Search the material for "JSON" and copy each line in which it is found.

------------------------------------------------

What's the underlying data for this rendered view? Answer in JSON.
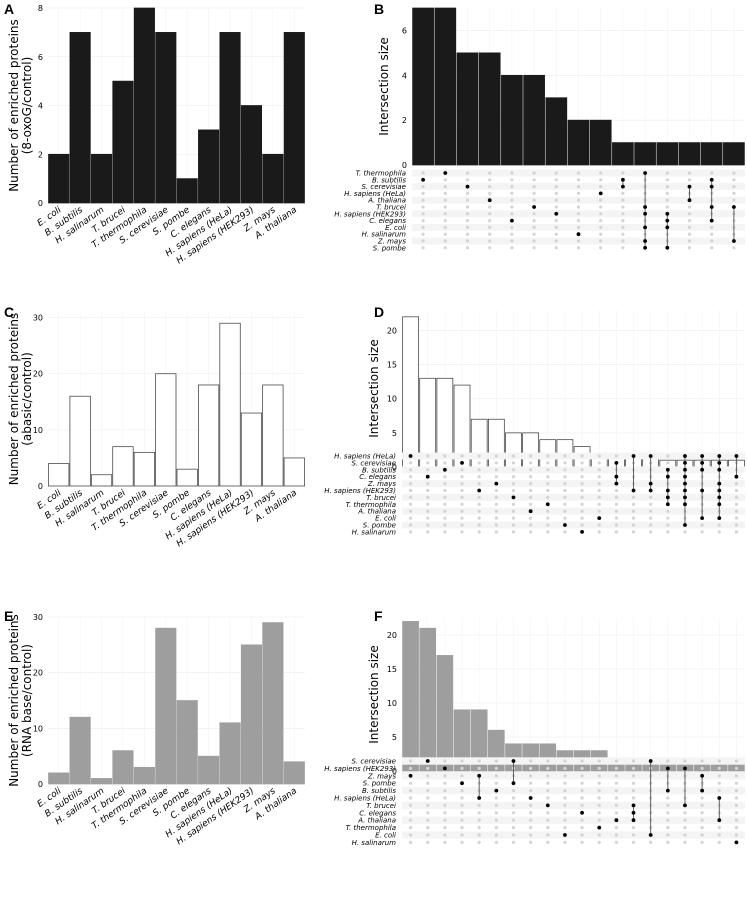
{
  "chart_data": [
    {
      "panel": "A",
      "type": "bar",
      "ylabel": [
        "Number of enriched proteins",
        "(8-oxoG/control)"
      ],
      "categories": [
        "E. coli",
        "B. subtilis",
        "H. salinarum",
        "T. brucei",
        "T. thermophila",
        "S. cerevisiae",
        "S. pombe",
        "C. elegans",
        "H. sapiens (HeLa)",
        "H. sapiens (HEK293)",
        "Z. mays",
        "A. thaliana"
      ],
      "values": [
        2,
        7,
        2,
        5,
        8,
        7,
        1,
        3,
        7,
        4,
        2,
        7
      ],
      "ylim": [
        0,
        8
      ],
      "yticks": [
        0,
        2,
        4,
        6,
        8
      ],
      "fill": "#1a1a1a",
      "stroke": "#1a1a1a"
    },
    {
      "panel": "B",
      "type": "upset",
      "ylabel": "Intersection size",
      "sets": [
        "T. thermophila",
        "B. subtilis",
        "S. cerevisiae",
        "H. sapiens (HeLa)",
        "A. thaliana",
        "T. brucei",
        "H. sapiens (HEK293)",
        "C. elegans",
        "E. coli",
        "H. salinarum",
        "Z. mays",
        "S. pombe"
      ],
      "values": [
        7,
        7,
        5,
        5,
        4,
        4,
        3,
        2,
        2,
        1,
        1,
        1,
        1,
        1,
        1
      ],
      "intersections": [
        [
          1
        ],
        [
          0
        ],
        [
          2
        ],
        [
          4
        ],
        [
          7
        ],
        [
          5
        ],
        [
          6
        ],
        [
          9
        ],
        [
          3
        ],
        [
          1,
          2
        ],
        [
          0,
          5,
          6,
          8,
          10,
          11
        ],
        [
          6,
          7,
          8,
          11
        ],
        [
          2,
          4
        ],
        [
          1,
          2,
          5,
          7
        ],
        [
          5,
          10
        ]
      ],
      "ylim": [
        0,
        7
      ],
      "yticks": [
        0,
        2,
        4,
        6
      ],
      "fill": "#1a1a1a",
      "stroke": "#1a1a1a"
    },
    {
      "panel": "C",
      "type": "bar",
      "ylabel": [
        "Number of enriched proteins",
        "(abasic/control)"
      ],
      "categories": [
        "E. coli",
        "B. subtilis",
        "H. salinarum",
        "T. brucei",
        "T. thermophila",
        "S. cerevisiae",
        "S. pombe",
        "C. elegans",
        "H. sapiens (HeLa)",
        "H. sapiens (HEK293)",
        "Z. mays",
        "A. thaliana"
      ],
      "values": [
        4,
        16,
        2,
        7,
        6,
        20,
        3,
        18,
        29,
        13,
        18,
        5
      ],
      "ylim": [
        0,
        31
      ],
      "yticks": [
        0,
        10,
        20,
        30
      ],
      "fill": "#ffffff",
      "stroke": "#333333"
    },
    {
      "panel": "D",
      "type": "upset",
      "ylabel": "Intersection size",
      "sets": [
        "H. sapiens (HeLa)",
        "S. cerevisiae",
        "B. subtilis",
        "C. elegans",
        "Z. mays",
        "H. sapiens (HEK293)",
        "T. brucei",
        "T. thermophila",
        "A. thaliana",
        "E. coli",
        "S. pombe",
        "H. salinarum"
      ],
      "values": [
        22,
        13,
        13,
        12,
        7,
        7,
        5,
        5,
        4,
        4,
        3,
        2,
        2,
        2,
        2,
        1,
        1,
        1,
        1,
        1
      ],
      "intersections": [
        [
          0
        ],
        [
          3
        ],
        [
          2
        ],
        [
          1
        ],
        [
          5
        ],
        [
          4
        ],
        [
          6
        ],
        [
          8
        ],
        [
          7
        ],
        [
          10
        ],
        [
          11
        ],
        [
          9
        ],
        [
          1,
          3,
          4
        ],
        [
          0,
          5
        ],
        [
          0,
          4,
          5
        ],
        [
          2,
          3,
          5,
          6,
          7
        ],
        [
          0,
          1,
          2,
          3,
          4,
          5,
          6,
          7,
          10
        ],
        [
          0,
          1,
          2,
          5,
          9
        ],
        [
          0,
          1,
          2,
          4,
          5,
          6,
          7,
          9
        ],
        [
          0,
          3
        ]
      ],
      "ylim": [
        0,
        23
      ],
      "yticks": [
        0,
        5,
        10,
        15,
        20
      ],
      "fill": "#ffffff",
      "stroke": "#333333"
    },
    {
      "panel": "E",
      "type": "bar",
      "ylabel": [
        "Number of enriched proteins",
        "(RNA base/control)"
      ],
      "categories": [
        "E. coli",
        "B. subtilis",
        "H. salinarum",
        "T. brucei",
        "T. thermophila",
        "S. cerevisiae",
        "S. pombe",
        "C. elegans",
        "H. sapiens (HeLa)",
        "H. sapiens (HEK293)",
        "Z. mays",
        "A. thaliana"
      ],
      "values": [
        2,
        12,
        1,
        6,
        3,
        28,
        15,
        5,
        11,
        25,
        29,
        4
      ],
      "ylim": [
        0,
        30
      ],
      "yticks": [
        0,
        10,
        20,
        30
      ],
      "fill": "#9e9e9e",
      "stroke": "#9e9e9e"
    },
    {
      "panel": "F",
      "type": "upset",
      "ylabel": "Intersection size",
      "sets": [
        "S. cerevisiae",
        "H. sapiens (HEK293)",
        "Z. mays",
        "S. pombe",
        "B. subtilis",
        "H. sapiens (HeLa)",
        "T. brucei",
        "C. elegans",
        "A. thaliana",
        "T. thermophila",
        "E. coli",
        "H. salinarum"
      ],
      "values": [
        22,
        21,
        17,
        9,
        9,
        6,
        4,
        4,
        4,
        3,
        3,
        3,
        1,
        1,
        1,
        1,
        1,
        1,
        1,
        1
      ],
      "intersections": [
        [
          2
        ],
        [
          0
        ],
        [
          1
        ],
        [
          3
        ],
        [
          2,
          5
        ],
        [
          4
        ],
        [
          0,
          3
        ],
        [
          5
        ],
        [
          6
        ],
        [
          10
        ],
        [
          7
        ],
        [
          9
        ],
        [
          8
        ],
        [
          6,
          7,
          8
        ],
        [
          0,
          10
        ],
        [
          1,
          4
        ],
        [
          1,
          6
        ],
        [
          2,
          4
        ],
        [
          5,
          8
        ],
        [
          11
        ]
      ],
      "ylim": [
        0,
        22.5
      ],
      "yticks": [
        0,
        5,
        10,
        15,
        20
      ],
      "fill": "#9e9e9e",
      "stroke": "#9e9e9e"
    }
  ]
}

------------------------------------------------

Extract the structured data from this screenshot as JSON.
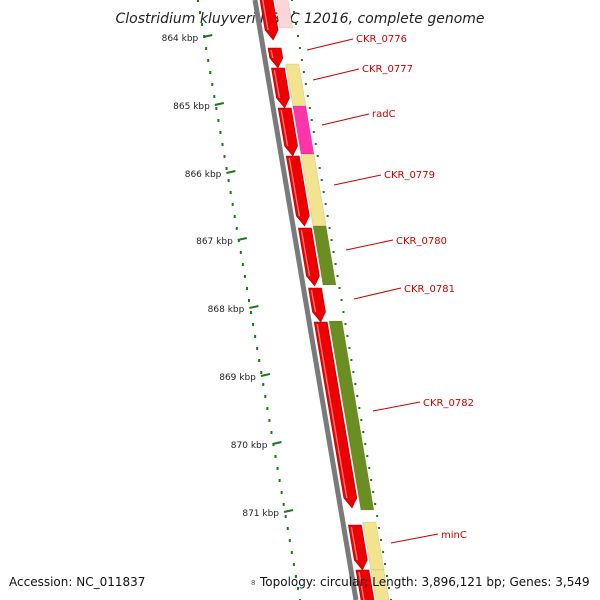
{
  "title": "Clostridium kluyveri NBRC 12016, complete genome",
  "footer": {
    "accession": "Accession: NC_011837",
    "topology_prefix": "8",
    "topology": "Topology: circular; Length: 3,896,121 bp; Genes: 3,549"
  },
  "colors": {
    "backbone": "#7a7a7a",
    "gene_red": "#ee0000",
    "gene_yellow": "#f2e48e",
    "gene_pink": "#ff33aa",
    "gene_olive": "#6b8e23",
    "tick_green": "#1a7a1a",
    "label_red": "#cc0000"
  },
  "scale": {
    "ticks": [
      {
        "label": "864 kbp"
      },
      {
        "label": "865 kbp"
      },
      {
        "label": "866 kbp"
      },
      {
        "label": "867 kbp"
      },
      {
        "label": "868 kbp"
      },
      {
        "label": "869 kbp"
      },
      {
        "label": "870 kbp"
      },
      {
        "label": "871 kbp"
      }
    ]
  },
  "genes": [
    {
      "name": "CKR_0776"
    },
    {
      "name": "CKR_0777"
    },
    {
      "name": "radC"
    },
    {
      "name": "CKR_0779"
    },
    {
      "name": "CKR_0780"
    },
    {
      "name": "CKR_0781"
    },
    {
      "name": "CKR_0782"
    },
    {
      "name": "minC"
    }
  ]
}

------------------------------------------------

Response area ::
What's the underlying data for this rendered view? Answer in JSON.
Extract the structured data from this screenshot as JSON.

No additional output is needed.